● **Given request**
Can you copy out the data exactly? Leave the images out.

● **Supplied records**
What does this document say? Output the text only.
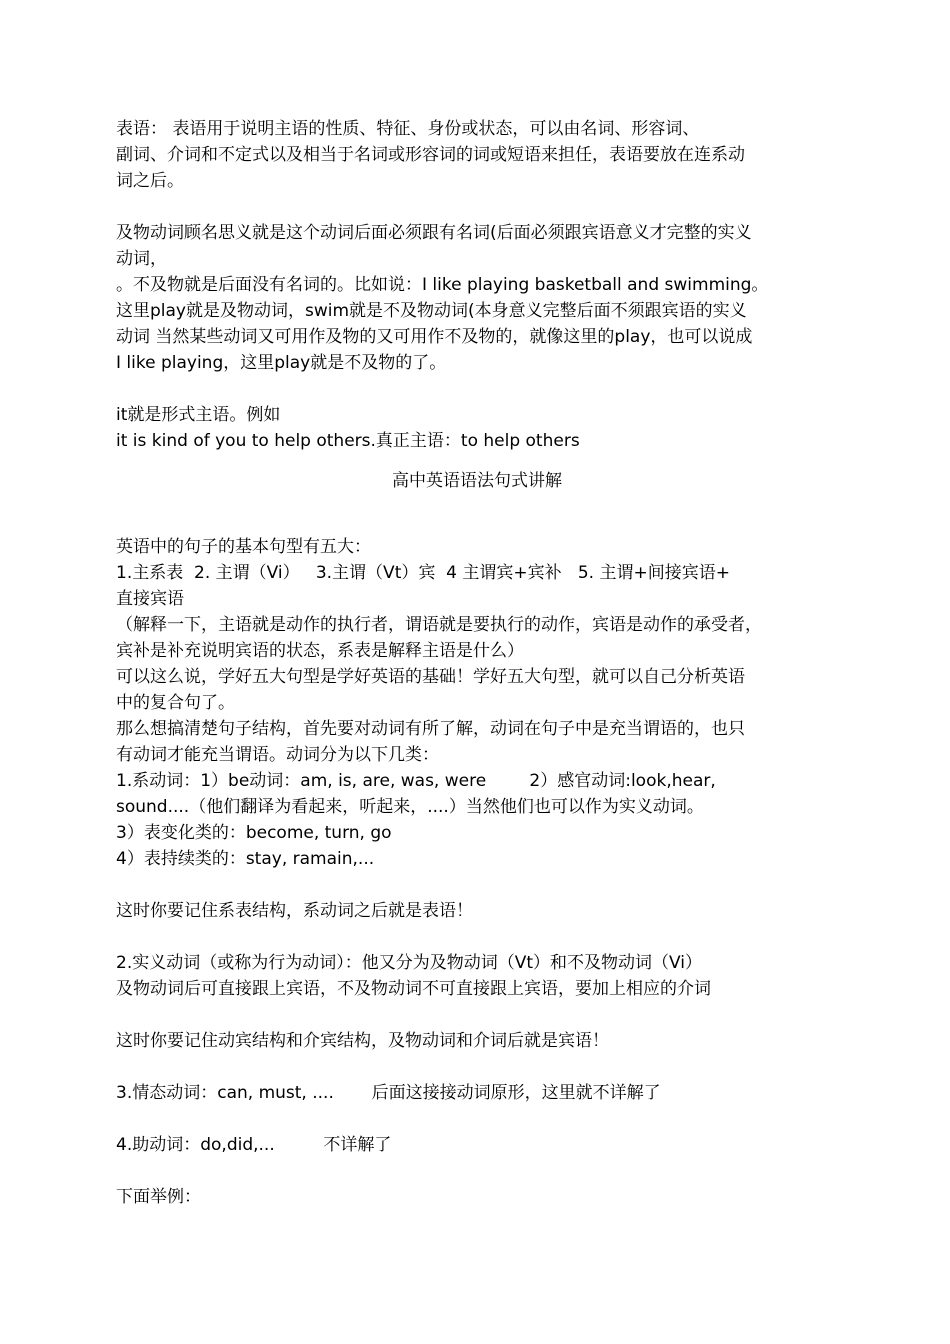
表语： 表语用于说明主语的性质、特征、身份或状态，可以由名词、形容词、

副词、介词和不定式以及相当于名词或形容词的词或短语来担任，表语要放在连系动

词之后。

及物动词顾名思义就是这个动词后面必须跟有名词(后面必须跟宾语意义才完整的实义

动词，

。不及物就是后面没有名词的。比如说：I like playing basketball and swimming。

这里play就是及物动词，swim就是不及物动词(本身意义完整后面不须跟宾语的实义

动词 当然某些动词又可用作及物的又可用作不及物的，就像这里的play，也可以说成

I like playing，这里play就是不及物的了。

it就是形式主语。例如

it is kind of you to help others.真正主语：to help others

高中英语语法句式讲解

英语中的句子的基本句型有五大：

1.主系表  2. 主谓（Vi）   3.主谓（Vt）宾  4 主谓宾+宾补   5. 主谓+间接宾语+

直接宾语

（解释一下，主语就是动作的执行者，谓语就是要执行的动作，宾语是动作的承受者，

宾补是补充说明宾语的状态，系表是解释主语是什么）

可以这么说，学好五大句型是学好英语的基础！学好五大句型，就可以自己分析英语

中的复合句了。

那么想搞清楚句子结构，首先要对动词有所了解，动词在句子中是充当谓语的，也只

有动词才能充当谓语。动词分为以下几类：

1.系动词：1）be动词：am, is, are, was, were        2）感官动词:look,hear,

sound....（他们翻译为看起来，听起来，....）当然他们也可以作为实义动词。

3）表变化类的：become, turn, go

4）表持续类的：stay, ramain,...

这时你要记住系表结构，系动词之后就是表语！

2.实义动词（或称为行为动词）：他又分为及物动词（Vt）和不及物动词（Vi）

及物动词后可直接跟上宾语，不及物动词不可直接跟上宾语，要加上相应的介词

这时你要记住动宾结构和介宾结构，及物动词和介词后就是宾语！

3.情态动词：can, must, ....       后面这接接动词原形，这里就不详解了

4.助动词：do,did,...         不详解了

下面举例：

● **Result for this task**
What does this document say? Output the text only.
表语： 表语用于说明主语的性质、特征、身份或状态，可以由名词、形容词、

副词、介词和不定式以及相当于名词或形容词的词或短语来担任，表语要放在连系动

词之后。

及物动词顾名思义就是这个动词后面必须跟有名词(后面必须跟宾语意义才完整的实义

动词，

。不及物就是后面没有名词的。比如说：I like playing basketball and swimming。

这里play就是及物动词，swim就是不及物动词(本身意义完整后面不须跟宾语的实义

动词 当然某些动词又可用作及物的又可用作不及物的，就像这里的play，也可以说成

I like playing，这里play就是不及物的了。

it就是形式主语。例如

it is kind of you to help others.真正主语：to help others

高中英语语法句式讲解

英语中的句子的基本句型有五大：

1.主系表  2. 主谓（Vi）   3.主谓（Vt）宾  4 主谓宾+宾补   5. 主谓+间接宾语+

直接宾语

（解释一下，主语就是动作的执行者，谓语就是要执行的动作，宾语是动作的承受者，

宾补是补充说明宾语的状态，系表是解释主语是什么）

可以这么说，学好五大句型是学好英语的基础！学好五大句型，就可以自己分析英语

中的复合句了。

那么想搞清楚句子结构，首先要对动词有所了解，动词在句子中是充当谓语的，也只

有动词才能充当谓语。动词分为以下几类：

1.系动词：1）be动词：am, is, are, was, were        2）感官动词:look,hear,

sound....（他们翻译为看起来，听起来，....）当然他们也可以作为实义动词。

3）表变化类的：become, turn, go

4）表持续类的：stay, ramain,...

这时你要记住系表结构，系动词之后就是表语！

2.实义动词（或称为行为动词）：他又分为及物动词（Vt）和不及物动词（Vi）

及物动词后可直接跟上宾语，不及物动词不可直接跟上宾语，要加上相应的介词

这时你要记住动宾结构和介宾结构，及物动词和介词后就是宾语！

3.情态动词：can, must, ....       后面这接接动词原形，这里就不详解了

4.助动词：do,did,...         不详解了

下面举例：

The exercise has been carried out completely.